L’arte non è solo rappresentazione del bello, l’arte si è sempre esposta per contenuti molto importanti come il tema della violenza sulle donne nell’arte. Molti artisti si sono avvalsi dell’arte per farne un mezzo di denuncia attraverso la realizzazione di quelli che sono stati poi considerati capolavori dell’arte ma che in realtà celano atti di violenza, dove per atti di violenza non si vuole solo sottolineare la violenza fisica sulle donne, ma viene considerata violenza sulle donne qualsiasi atto che sottolinei in maniera evidente una disparità di genere come forma di disuguaglianza che mira a colpire la donna fisicamente, mentalmente e nell’anima.
Non a caso nell’articolo 1 e 2 dell’Onu per il riconoscimento della “necessità urgente per l’applicazione universale alle donne dei diritti e dei principi in materia di uguaglianza, la sicurezza, la libertà, l’integrità e la dignità di tutti gli esseri umani“, citano:
Art.1: ” l’espressione “violenza sulle donne” significa ogni atto di violenza fondata sul genere che abbia come risultato, un danno o una sofferenza fisica, sessuale o psicologica per le donne, incluse le minacce di tali atti, la coercizione o la privazione arbitraria della libertà che avvenga nella vita pubblica o privata..”
Art.2: “La violenza contro le donne dovrà comprendere, ma non limitarsi a, quanto segue:
a) La violenza fisica, sessuale e psicologica che avviene in famiglia, l’abuso sessuale delle bambine nel luogo domestico, la violenza legata alla dote, lo stupro da parte del marito, le mutilazioni genitali femminili e altre pratiche tradizionali dannose per le donne, la violenza non maritale e la violenza legata allo sfruttamento; b) La violenza fisica, sessuale e psicologica che avviene all’interno della comunità nel suo complesso, incluso lo stupro, l’abuso sessuale, la molestia sessuale e l’intimidazione sul posto di lavoro, negli istituti educativi e altrove, il traffico delle donne e la prostituzione forzata; c) La violenza fisica, sessuale e psicologica perpetrata o condotta dallo Stato, ovunque essa accada.
Per la giornata internazionale contro la violenza sulle donne che viene commemorata il 25 Novembre di ogni anno dal 1981, anche l’arte vuole dare un contributo ricordando la lotta degli artisti famosi che hanno denunciato tali atrocità attraverso le loro opere d’arte.

Dati mostrati |
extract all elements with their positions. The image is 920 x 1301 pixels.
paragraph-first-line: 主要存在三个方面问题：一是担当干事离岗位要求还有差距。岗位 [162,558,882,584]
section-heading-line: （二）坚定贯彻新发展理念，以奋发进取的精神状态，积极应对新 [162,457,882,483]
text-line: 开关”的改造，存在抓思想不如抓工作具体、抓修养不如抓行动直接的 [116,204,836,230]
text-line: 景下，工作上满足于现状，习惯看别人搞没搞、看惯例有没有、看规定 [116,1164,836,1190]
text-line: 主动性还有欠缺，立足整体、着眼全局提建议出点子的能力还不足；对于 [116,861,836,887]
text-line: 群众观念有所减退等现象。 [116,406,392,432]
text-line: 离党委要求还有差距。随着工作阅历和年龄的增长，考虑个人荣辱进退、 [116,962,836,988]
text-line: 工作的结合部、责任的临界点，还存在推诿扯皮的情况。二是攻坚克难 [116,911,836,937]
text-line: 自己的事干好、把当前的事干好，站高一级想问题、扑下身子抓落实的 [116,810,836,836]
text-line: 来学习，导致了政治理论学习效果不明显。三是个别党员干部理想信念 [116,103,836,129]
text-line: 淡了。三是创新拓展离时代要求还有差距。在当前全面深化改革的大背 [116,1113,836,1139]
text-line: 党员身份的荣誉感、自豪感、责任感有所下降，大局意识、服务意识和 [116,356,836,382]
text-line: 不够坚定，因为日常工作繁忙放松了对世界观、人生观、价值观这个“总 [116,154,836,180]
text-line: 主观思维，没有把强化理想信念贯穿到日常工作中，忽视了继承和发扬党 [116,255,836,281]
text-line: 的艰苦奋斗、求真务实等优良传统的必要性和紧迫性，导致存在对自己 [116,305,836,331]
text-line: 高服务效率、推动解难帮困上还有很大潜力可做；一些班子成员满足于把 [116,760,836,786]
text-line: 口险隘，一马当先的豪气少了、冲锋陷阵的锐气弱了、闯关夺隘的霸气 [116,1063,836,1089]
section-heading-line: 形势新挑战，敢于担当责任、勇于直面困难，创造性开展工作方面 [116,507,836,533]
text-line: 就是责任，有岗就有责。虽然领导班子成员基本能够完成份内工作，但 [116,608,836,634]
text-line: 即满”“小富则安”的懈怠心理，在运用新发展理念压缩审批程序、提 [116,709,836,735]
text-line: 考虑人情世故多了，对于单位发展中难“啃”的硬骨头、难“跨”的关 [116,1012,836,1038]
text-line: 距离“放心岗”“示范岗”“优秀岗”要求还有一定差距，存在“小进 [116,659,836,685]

Obiettivo del compito | Prosegui il brano sulla violenza sulle donne nell’arte, riprendendo subito dopo la sua ultima frase. Le righe qui riportate sono un materiale a sé, distinto dal brano.

Risultato |
La violenza sulle donne nell’arte
Il Ratto delle Sabine come violenza di massa
L’arte è portatrice di tematiche importanti da sempre. Viene raccontata spesso la violenza sulle donne nell’arte e partendo dal Ratto delle Sabine si può capire come la donna veniva già considerata essere inferiore e figura legata solamente alla procreazione e soddisfazione dei piaceri sessuali maschili già dall’antichità.
Il celebre Ratto delle Sabine compiuto da Romolo poco dopo la fondazione di Roma avvenuta nel 753 a.C., è stata una delle scene più rappresentate dai vari artisti che si sono succeduti nei secoli, che tratta al meglio il tema delle violenza sulle donne nell’arte.
Vari artisti come Pietro da Cortona, Nicola Poussin e Jacques Luois David hanno rappresentato la violenza sulle donne nell’arte con i loro dipinti come atto di denuncia, ma l’opera scultorea conosciuta da tutti è proprio quella del Giambologna.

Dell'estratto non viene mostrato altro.